— Start Records shown —
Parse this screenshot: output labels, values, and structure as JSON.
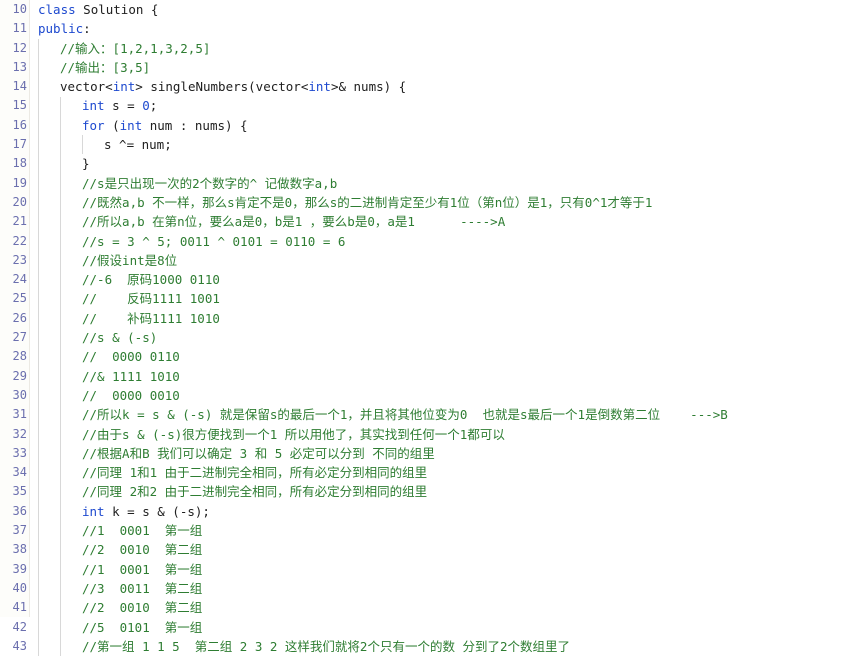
{
  "editor": {
    "name": "code-editor",
    "language": "cpp",
    "background": "#ffffff",
    "gutter_background": "#fdfdfa",
    "colors": {
      "keyword": "#1d49cf",
      "comment": "#2e7d32",
      "number": "#1d49cf",
      "text": "#202020",
      "line_number": "#6b6fae",
      "indent_guide": "#d8d8d8"
    },
    "first_line_number": 10,
    "last_line_number": 43
  },
  "lines": [
    {
      "no": "10",
      "indent": 0,
      "tokens": [
        {
          "t": "class",
          "c": "kw"
        },
        {
          "t": " Solution {",
          "c": "plain"
        }
      ]
    },
    {
      "no": "11",
      "indent": 0,
      "tokens": [
        {
          "t": "public",
          "c": "kw"
        },
        {
          "t": ":",
          "c": "plain"
        }
      ]
    },
    {
      "no": "12",
      "indent": 1,
      "tokens": [
        {
          "t": "//输入：[1,2,1,3,2,5]",
          "c": "cmt"
        }
      ]
    },
    {
      "no": "13",
      "indent": 1,
      "tokens": [
        {
          "t": "//输出：[3,5]",
          "c": "cmt"
        }
      ]
    },
    {
      "no": "14",
      "indent": 1,
      "tokens": [
        {
          "t": "vector<",
          "c": "plain"
        },
        {
          "t": "int",
          "c": "kw"
        },
        {
          "t": "> singleNumbers(vector<",
          "c": "plain"
        },
        {
          "t": "int",
          "c": "kw"
        },
        {
          "t": ">& nums) {",
          "c": "plain"
        }
      ]
    },
    {
      "no": "15",
      "indent": 2,
      "tokens": [
        {
          "t": "int",
          "c": "kw"
        },
        {
          "t": " s = ",
          "c": "plain"
        },
        {
          "t": "0",
          "c": "num"
        },
        {
          "t": ";",
          "c": "plain"
        }
      ]
    },
    {
      "no": "16",
      "indent": 2,
      "tokens": [
        {
          "t": "for",
          "c": "kw"
        },
        {
          "t": " (",
          "c": "plain"
        },
        {
          "t": "int",
          "c": "kw"
        },
        {
          "t": " num : nums) {",
          "c": "plain"
        }
      ]
    },
    {
      "no": "17",
      "indent": 3,
      "tokens": [
        {
          "t": "s ^= num;",
          "c": "plain"
        }
      ]
    },
    {
      "no": "18",
      "indent": 2,
      "tokens": [
        {
          "t": "}",
          "c": "plain"
        }
      ]
    },
    {
      "no": "19",
      "indent": 2,
      "tokens": [
        {
          "t": "//s是只出现一次的2个数字的^ 记做数字a,b",
          "c": "cmt"
        }
      ]
    },
    {
      "no": "20",
      "indent": 2,
      "tokens": [
        {
          "t": "//既然a,b 不一样，那么s肯定不是0，那么s的二进制肯定至少有1位（第n位）是1，只有0^1才等于1",
          "c": "cmt"
        }
      ]
    },
    {
      "no": "21",
      "indent": 2,
      "tokens": [
        {
          "t": "//所以a,b 在第n位，要么a是0，b是1 ，要么b是0，a是1      ---->A",
          "c": "cmt"
        }
      ]
    },
    {
      "no": "22",
      "indent": 2,
      "tokens": [
        {
          "t": "//s = 3 ^ 5; 0011 ^ 0101 = 0110 = 6",
          "c": "cmt"
        }
      ]
    },
    {
      "no": "23",
      "indent": 2,
      "tokens": [
        {
          "t": "//假设int是8位",
          "c": "cmt"
        }
      ]
    },
    {
      "no": "24",
      "indent": 2,
      "tokens": [
        {
          "t": "//-6  原码1000 0110",
          "c": "cmt"
        }
      ]
    },
    {
      "no": "25",
      "indent": 2,
      "tokens": [
        {
          "t": "//    反码1111 1001",
          "c": "cmt"
        }
      ]
    },
    {
      "no": "26",
      "indent": 2,
      "tokens": [
        {
          "t": "//    补码1111 1010",
          "c": "cmt"
        }
      ]
    },
    {
      "no": "27",
      "indent": 2,
      "tokens": [
        {
          "t": "//s & (-s)",
          "c": "cmt"
        }
      ]
    },
    {
      "no": "28",
      "indent": 2,
      "tokens": [
        {
          "t": "//  0000 0110",
          "c": "cmt"
        }
      ]
    },
    {
      "no": "29",
      "indent": 2,
      "tokens": [
        {
          "t": "//& 1111 1010",
          "c": "cmt"
        }
      ]
    },
    {
      "no": "30",
      "indent": 2,
      "tokens": [
        {
          "t": "//  0000 0010",
          "c": "cmt"
        }
      ]
    },
    {
      "no": "31",
      "indent": 2,
      "tokens": [
        {
          "t": "//所以k = s & (-s) 就是保留s的最后一个1，并且将其他位变为0  也就是s最后一个1是倒数第二位    --->B",
          "c": "cmt"
        }
      ]
    },
    {
      "no": "32",
      "indent": 2,
      "tokens": [
        {
          "t": "//由于s & (-s)很方便找到一个1 所以用他了，其实找到任何一个1都可以",
          "c": "cmt"
        }
      ]
    },
    {
      "no": "33",
      "indent": 2,
      "tokens": [
        {
          "t": "//根据A和B 我们可以确定 3 和 5 必定可以分到 不同的组里",
          "c": "cmt"
        }
      ]
    },
    {
      "no": "34",
      "indent": 2,
      "tokens": [
        {
          "t": "//同理 1和1 由于二进制完全相同，所有必定分到相同的组里",
          "c": "cmt"
        }
      ]
    },
    {
      "no": "35",
      "indent": 2,
      "tokens": [
        {
          "t": "//同理 2和2 由于二进制完全相同，所有必定分到相同的组里",
          "c": "cmt"
        }
      ]
    },
    {
      "no": "36",
      "indent": 2,
      "tokens": [
        {
          "t": "int",
          "c": "kw"
        },
        {
          "t": " k = s & (-s);",
          "c": "plain"
        }
      ]
    },
    {
      "no": "37",
      "indent": 2,
      "tokens": [
        {
          "t": "//1  0001  第一组",
          "c": "cmt"
        }
      ]
    },
    {
      "no": "38",
      "indent": 2,
      "tokens": [
        {
          "t": "//2  0010  第二组",
          "c": "cmt"
        }
      ]
    },
    {
      "no": "39",
      "indent": 2,
      "tokens": [
        {
          "t": "//1  0001  第一组",
          "c": "cmt"
        }
      ]
    },
    {
      "no": "40",
      "indent": 2,
      "tokens": [
        {
          "t": "//3  0011  第二组",
          "c": "cmt"
        }
      ]
    },
    {
      "no": "41",
      "indent": 2,
      "tokens": [
        {
          "t": "//2  0010  第二组",
          "c": "cmt"
        }
      ]
    },
    {
      "no": "42",
      "indent": 2,
      "tokens": [
        {
          "t": "//5  0101  第一组",
          "c": "cmt"
        }
      ]
    },
    {
      "no": "43",
      "indent": 2,
      "tokens": [
        {
          "t": "//第一组 1 1 5  第二组 2 3 2 这样我们就将2个只有一个的数 分到了2个数组里了",
          "c": "cmt"
        }
      ]
    }
  ]
}
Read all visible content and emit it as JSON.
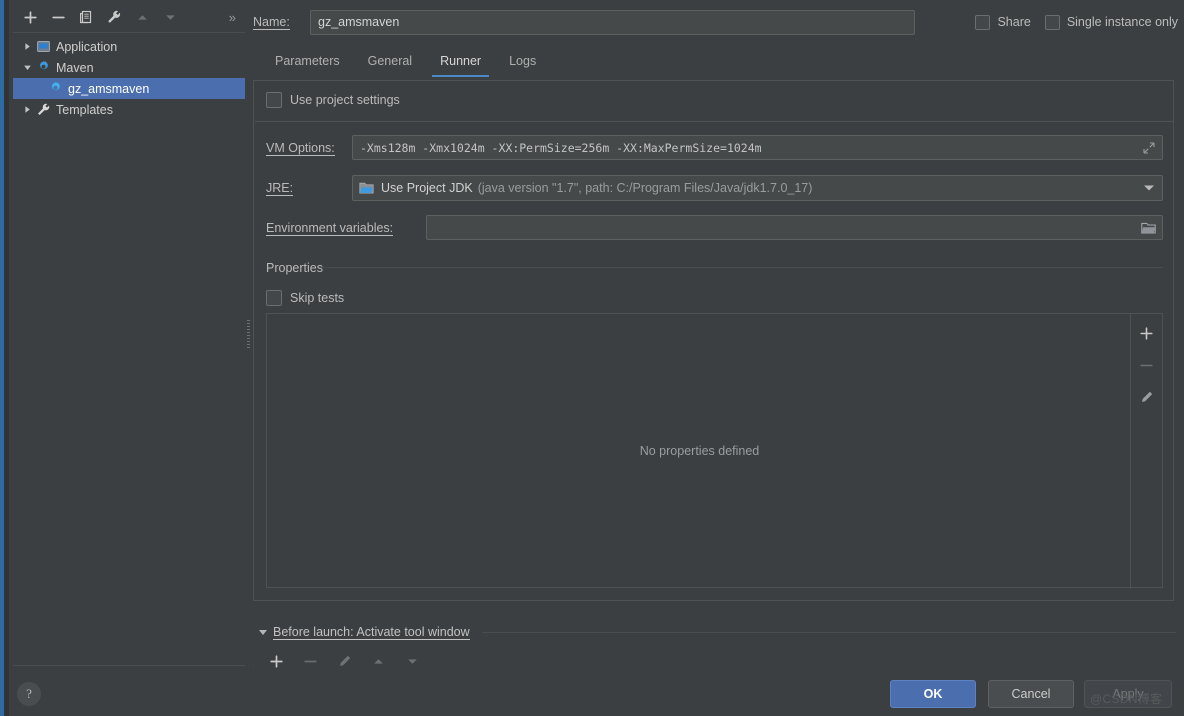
{
  "sidebar": {
    "toolbar": [
      {
        "name": "add-configuration-button",
        "icon": "plus-icon",
        "enabled": true
      },
      {
        "name": "remove-configuration-button",
        "icon": "minus-icon",
        "enabled": true
      },
      {
        "name": "copy-configuration-button",
        "icon": "copy-icon",
        "enabled": true
      },
      {
        "name": "edit-templates-button",
        "icon": "wrench-icon",
        "enabled": true
      },
      {
        "name": "move-up-button",
        "icon": "arrow-up-icon",
        "enabled": false
      },
      {
        "name": "move-down-button",
        "icon": "arrow-down-icon",
        "enabled": false
      }
    ],
    "expand_label": "»",
    "tree": [
      {
        "label": "Application",
        "icon": "application-icon",
        "expanded": false,
        "selected": false,
        "indent": false
      },
      {
        "label": "Maven",
        "icon": "maven-gear-icon",
        "expanded": true,
        "selected": false,
        "indent": false
      },
      {
        "label": "gz_amsmaven",
        "icon": "maven-gear-icon",
        "expanded": null,
        "selected": true,
        "indent": true
      },
      {
        "label": "Templates",
        "icon": "wrench-icon",
        "expanded": false,
        "selected": false,
        "indent": false
      }
    ]
  },
  "help": {
    "label": "?"
  },
  "header": {
    "name_label": "Name:",
    "name_value": "gz_amsmaven",
    "share_label": "Share",
    "share_checked": false,
    "single_instance_label": "Single instance only",
    "single_instance_checked": false
  },
  "tabs": [
    {
      "label": "Parameters",
      "active": false
    },
    {
      "label": "General",
      "active": false
    },
    {
      "label": "Runner",
      "active": true
    },
    {
      "label": "Logs",
      "active": false
    }
  ],
  "runner": {
    "use_project_settings_label": "Use project settings",
    "use_project_settings_checked": false,
    "vm_options_label": "VM Options:",
    "vm_options_value": "-Xms128m -Xmx1024m -XX:PermSize=256m -XX:MaxPermSize=1024m",
    "vm_options_expand_icon": "expand-icon",
    "jre_label": "JRE:",
    "jre_icon": "jdk-folder-icon",
    "jre_value": "Use Project JDK",
    "jre_detail": "(java version \"1.7\", path: C:/Program Files/Java/jdk1.7.0_17)",
    "env_label": "Environment variables:",
    "env_value": "",
    "env_browse_icon": "folder-icon",
    "properties_title": "Properties",
    "skip_tests_label": "Skip tests",
    "skip_tests_checked": false,
    "properties_empty_text": "No properties defined",
    "properties_toolbar": [
      {
        "name": "add-property-button",
        "icon": "plus-icon",
        "enabled": true
      },
      {
        "name": "remove-property-button",
        "icon": "minus-icon",
        "enabled": false
      },
      {
        "name": "edit-property-button",
        "icon": "pencil-icon",
        "enabled": true
      }
    ]
  },
  "before_launch": {
    "title": "Before launch: Activate tool window",
    "toolbar": [
      {
        "name": "add-task-button",
        "icon": "plus-icon",
        "enabled": true
      },
      {
        "name": "remove-task-button",
        "icon": "minus-icon",
        "enabled": false
      },
      {
        "name": "edit-task-button",
        "icon": "pencil-icon",
        "enabled": false
      },
      {
        "name": "move-task-up-button",
        "icon": "arrow-up-icon",
        "enabled": false
      },
      {
        "name": "move-task-down-button",
        "icon": "arrow-down-icon",
        "enabled": false
      }
    ]
  },
  "footer": {
    "ok_label": "OK",
    "cancel_label": "Cancel",
    "apply_label": "Apply",
    "apply_enabled": false
  },
  "watermark": {
    "text": "@CSDN博客"
  },
  "colors": {
    "background": "#3c3f41",
    "field_background": "#45494a",
    "accent_blue": "#4b6eaf",
    "tab_underline": "#4a88c7",
    "selection": "#4b6eaf",
    "border": "#4e5254",
    "text": "#bbbbbb",
    "muted_text": "#9a9d9f"
  }
}
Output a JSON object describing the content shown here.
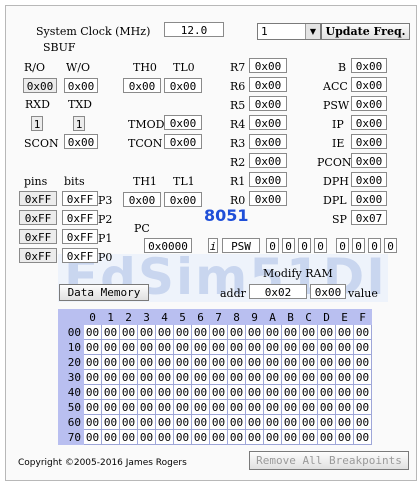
— End Records shown —
Problem statement
Indicate how many lines of the material contain the string "copy", giving the number and nothing more.

Final answer
2